*EXCERPTED RECORDS*
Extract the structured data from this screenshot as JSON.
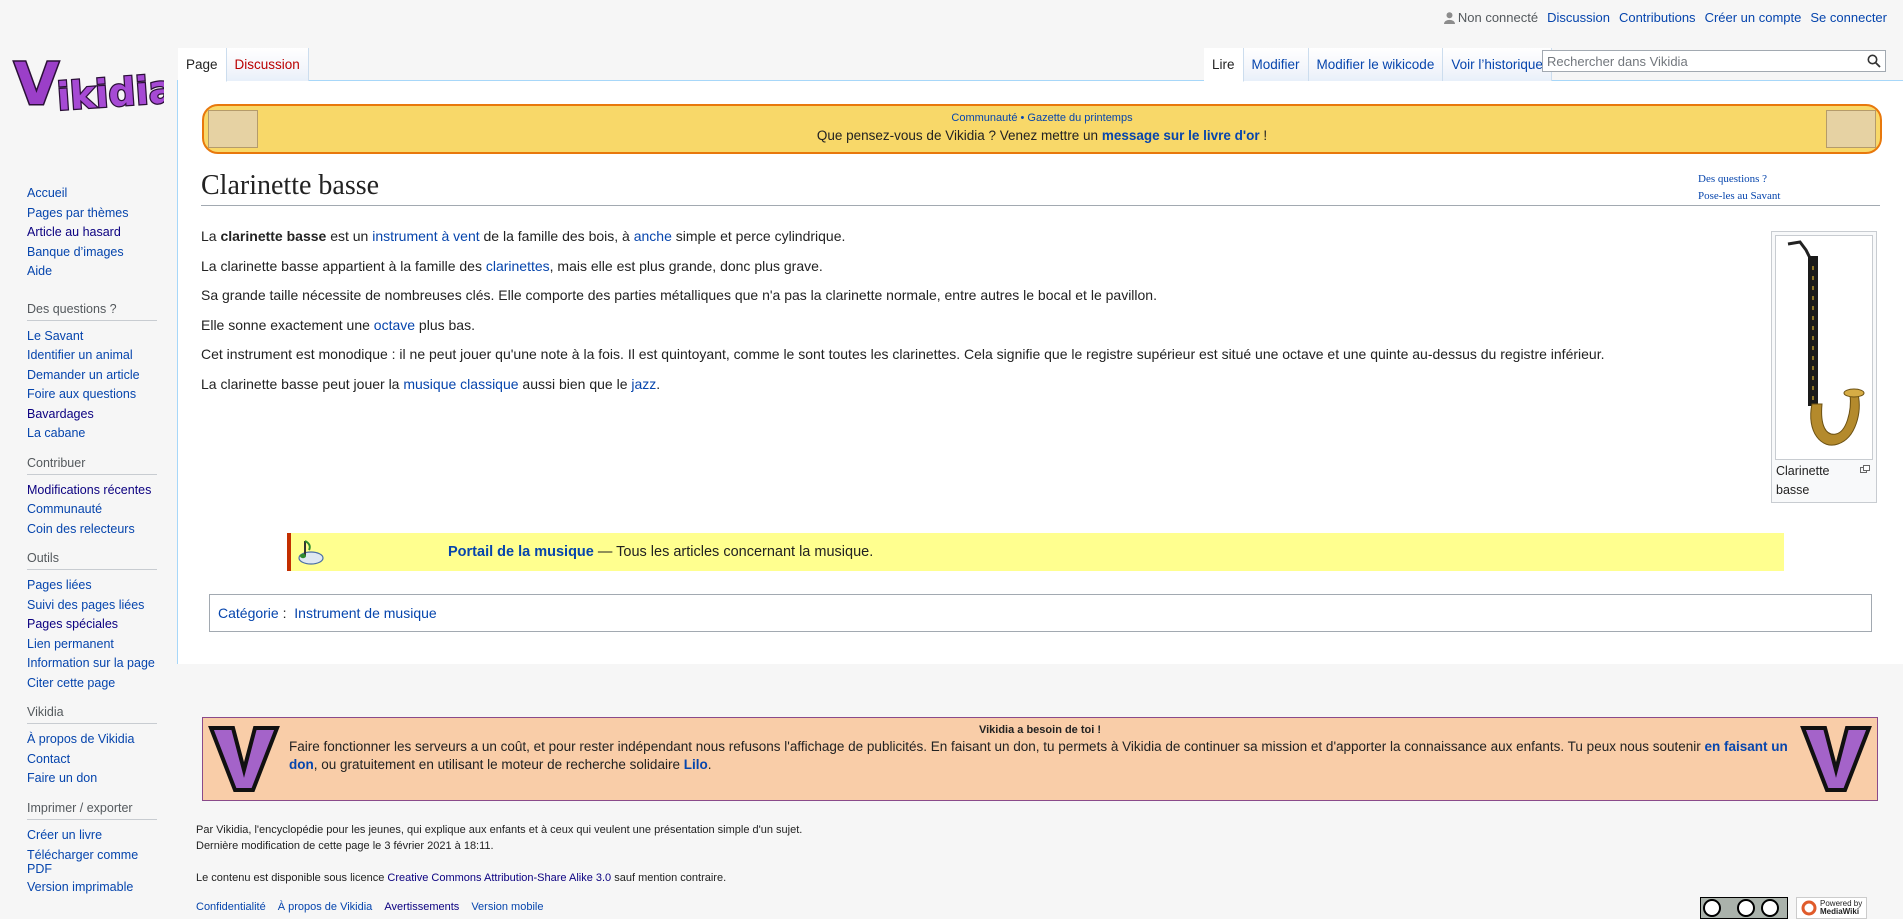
{
  "personal": {
    "not_logged": "Non connecté",
    "discussion": "Discussion",
    "contributions": "Contributions",
    "create_account": "Créer un compte",
    "login": "Se connecter"
  },
  "tabs_left": {
    "page": "Page",
    "discussion": "Discussion"
  },
  "tabs_right": {
    "read": "Lire",
    "edit": "Modifier",
    "edit_source": "Modifier le wikicode",
    "history": "Voir l’historique"
  },
  "search": {
    "placeholder": "Rechercher dans Vikidia"
  },
  "sidebar": {
    "nav": [
      "Accueil",
      "Pages par thèmes",
      "Article au hasard",
      "Banque d’images",
      "Aide"
    ],
    "questions": {
      "title": "Des questions ?",
      "items": [
        "Le Savant",
        "Identifier un animal",
        "Demander un article",
        "Foire aux questions",
        "Bavardages",
        "La cabane"
      ]
    },
    "contribuer": {
      "title": "Contribuer",
      "items": [
        "Modifications récentes",
        "Communauté",
        "Coin des relecteurs"
      ]
    },
    "outils": {
      "title": "Outils",
      "items": [
        "Pages liées",
        "Suivi des pages liées",
        "Pages spéciales",
        "Lien permanent",
        "Information sur la page",
        "Citer cette page"
      ]
    },
    "vikidia": {
      "title": "Vikidia",
      "items": [
        "À propos de Vikidia",
        "Contact",
        "Faire un don"
      ]
    },
    "export": {
      "title": "Imprimer / exporter",
      "items": [
        "Créer un livre",
        "Télécharger comme PDF",
        "Version imprimable"
      ]
    }
  },
  "banner": {
    "top_left": "Communauté",
    "top_sep": " • ",
    "top_right": "Gazette du printemps",
    "main_before": "Que pensez-vous de Vikidia ? Venez mettre un ",
    "main_link": "message sur le livre d'or",
    "main_after": " !"
  },
  "title": "Clarinette basse",
  "savant": {
    "line1": "Des questions ?",
    "line2": "Pose-les au Savant"
  },
  "article": {
    "p1": {
      "a": "La ",
      "b": "clarinette basse",
      "c": " est un ",
      "link1": "instrument à vent",
      "d": " de la famille des bois, à ",
      "link2": "anche",
      "e": " simple et perce cylindrique."
    },
    "p2": {
      "a": "La clarinette basse appartient à la famille des ",
      "link": "clarinettes",
      "b": ", mais elle est plus grande, donc plus grave."
    },
    "p3": "Sa grande taille nécessite de nombreuses clés. Elle comporte des parties métalliques que n'a pas la clarinette normale, entre autres le bocal et le pavillon.",
    "p4": {
      "a": "Elle sonne exactement une ",
      "link": "octave",
      "b": " plus bas."
    },
    "p5": "Cet instrument est monodique : il ne peut jouer qu'une note à la fois. Il est quintoyant, comme le sont toutes les clarinettes. Cela signifie que le registre supérieur est situé une octave et une quinte au-dessus du registre inférieur.",
    "p6": {
      "a": "La clarinette basse peut jouer la ",
      "link1": "musique classique",
      "b": " aussi bien que le ",
      "link2": "jazz",
      "c": "."
    }
  },
  "thumb": {
    "caption": "Clarinette basse"
  },
  "portal": {
    "link": "Portail de la musique",
    "text": " — Tous les articles concernant la musique."
  },
  "categories": {
    "label": "Catégorie",
    "sep": " : ",
    "item": "Instrument de musique"
  },
  "donate": {
    "heading": "Vikidia a besoin de toi !",
    "text_before": "Faire fonctionner les serveurs a un coût, et pour rester indépendant nous refusons l'affichage de publicités. En faisant un don, tu permets à Vikidia de continuer sa mission et d'apporter la connaissance aux enfants. Tu peux nous soutenir ",
    "link1": "en faisant un don",
    "text_mid": ", ou gratuitement en utilisant le moteur de recherche solidaire ",
    "link2": "Lilo",
    "text_after": "."
  },
  "footer": {
    "line1": "Par Vikidia, l'encyclopédie pour les jeunes, qui explique aux enfants et à ceux qui veulent une présentation simple d'un sujet.",
    "line2": "Dernière modification de cette page le 3 février 2021 à 18:11.",
    "line3_before": "Le contenu est disponible sous licence ",
    "line3_link": "Creative Commons Attribution-Share Alike 3.0",
    "line3_after": " sauf mention contraire.",
    "places": [
      "Confidentialité",
      "À propos de Vikidia",
      "Avertissements",
      "Version mobile"
    ],
    "powered_small": "Powered by",
    "powered_big": "MediaWiki"
  },
  "colors": {
    "link": "#0645ad",
    "new_link": "#ba0000",
    "banner_bg": "#f8d869",
    "portal_bg": "#ffff8f",
    "donate_bg": "#f9cda8"
  }
}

*WHAT TO WORK ON*
Repeat each record exactly, with the pictures left out.

*WRITTEN ANSWER*
Extract the structured data from this screenshot as JSON.
{
  "personal": {
    "not_logged": "Non connecté",
    "discussion": "Discussion",
    "contributions": "Contributions",
    "create_account": "Créer un compte",
    "login": "Se connecter"
  },
  "tabs_left": {
    "page": "Page",
    "discussion": "Discussion"
  },
  "tabs_right": {
    "read": "Lire",
    "edit": "Modifier",
    "edit_source": "Modifier le wikicode",
    "history": "Voir l’historique"
  },
  "search": {
    "placeholder": "Rechercher dans Vikidia"
  },
  "sidebar": {
    "nav": [
      "Accueil",
      "Pages par thèmes",
      "Article au hasard",
      "Banque d’images",
      "Aide"
    ],
    "questions": {
      "title": "Des questions ?",
      "items": [
        "Le Savant",
        "Identifier un animal",
        "Demander un article",
        "Foire aux questions",
        "Bavardages",
        "La cabane"
      ]
    },
    "contribuer": {
      "title": "Contribuer",
      "items": [
        "Modifications récentes",
        "Communauté",
        "Coin des relecteurs"
      ]
    },
    "outils": {
      "title": "Outils",
      "items": [
        "Pages liées",
        "Suivi des pages liées",
        "Pages spéciales",
        "Lien permanent",
        "Information sur la page",
        "Citer cette page"
      ]
    },
    "vikidia": {
      "title": "Vikidia",
      "items": [
        "À propos de Vikidia",
        "Contact",
        "Faire un don"
      ]
    },
    "export": {
      "title": "Imprimer / exporter",
      "items": [
        "Créer un livre",
        "Télécharger comme PDF",
        "Version imprimable"
      ]
    }
  },
  "banner": {
    "top_left": "Communauté",
    "top_sep": " • ",
    "top_right": "Gazette du printemps",
    "main_before": "Que pensez-vous de Vikidia ? Venez mettre un ",
    "main_link": "message sur le livre d'or",
    "main_after": " !"
  },
  "title": "Clarinette basse",
  "savant": {
    "line1": "Des questions ?",
    "line2": "Pose-les au Savant"
  },
  "article": {
    "p1": {
      "a": "La ",
      "b": "clarinette basse",
      "c": " est un ",
      "link1": "instrument à vent",
      "d": " de la famille des bois, à ",
      "link2": "anche",
      "e": " simple et perce cylindrique."
    },
    "p2": {
      "a": "La clarinette basse appartient à la famille des ",
      "link": "clarinettes",
      "b": ", mais elle est plus grande, donc plus grave."
    },
    "p3": "Sa grande taille nécessite de nombreuses clés. Elle comporte des parties métalliques que n'a pas la clarinette normale, entre autres le bocal et le pavillon.",
    "p4": {
      "a": "Elle sonne exactement une ",
      "link": "octave",
      "b": " plus bas."
    },
    "p5": "Cet instrument est monodique : il ne peut jouer qu'une note à la fois. Il est quintoyant, comme le sont toutes les clarinettes. Cela signifie que le registre supérieur est situé une octave et une quinte au-dessus du registre inférieur.",
    "p6": {
      "a": "La clarinette basse peut jouer la ",
      "link1": "musique classique",
      "b": " aussi bien que le ",
      "link2": "jazz",
      "c": "."
    }
  },
  "thumb": {
    "caption": "Clarinette basse"
  },
  "portal": {
    "link": "Portail de la musique",
    "text": " — Tous les articles concernant la musique."
  },
  "categories": {
    "label": "Catégorie",
    "sep": " : ",
    "item": "Instrument de musique"
  },
  "donate": {
    "heading": "Vikidia a besoin de toi !",
    "text_before": "Faire fonctionner les serveurs a un coût, et pour rester indépendant nous refusons l'affichage de publicités. En faisant un don, tu permets à Vikidia de continuer sa mission et d'apporter la connaissance aux enfants. Tu peux nous soutenir ",
    "link1": "en faisant un don",
    "text_mid": ", ou gratuitement en utilisant le moteur de recherche solidaire ",
    "link2": "Lilo",
    "text_after": "."
  },
  "footer": {
    "line1": "Par Vikidia, l'encyclopédie pour les jeunes, qui explique aux enfants et à ceux qui veulent une présentation simple d'un sujet.",
    "line2": "Dernière modification de cette page le 3 février 2021 à 18:11.",
    "line3_before": "Le contenu est disponible sous licence ",
    "line3_link": "Creative Commons Attribution-Share Alike 3.0",
    "line3_after": " sauf mention contraire.",
    "places": [
      "Confidentialité",
      "À propos de Vikidia",
      "Avertissements",
      "Version mobile"
    ],
    "powered_small": "Powered by",
    "powered_big": "MediaWiki"
  },
  "colors": {
    "link": "#0645ad",
    "new_link": "#ba0000",
    "banner_bg": "#f8d869",
    "portal_bg": "#ffff8f",
    "donate_bg": "#f9cda8"
  }
}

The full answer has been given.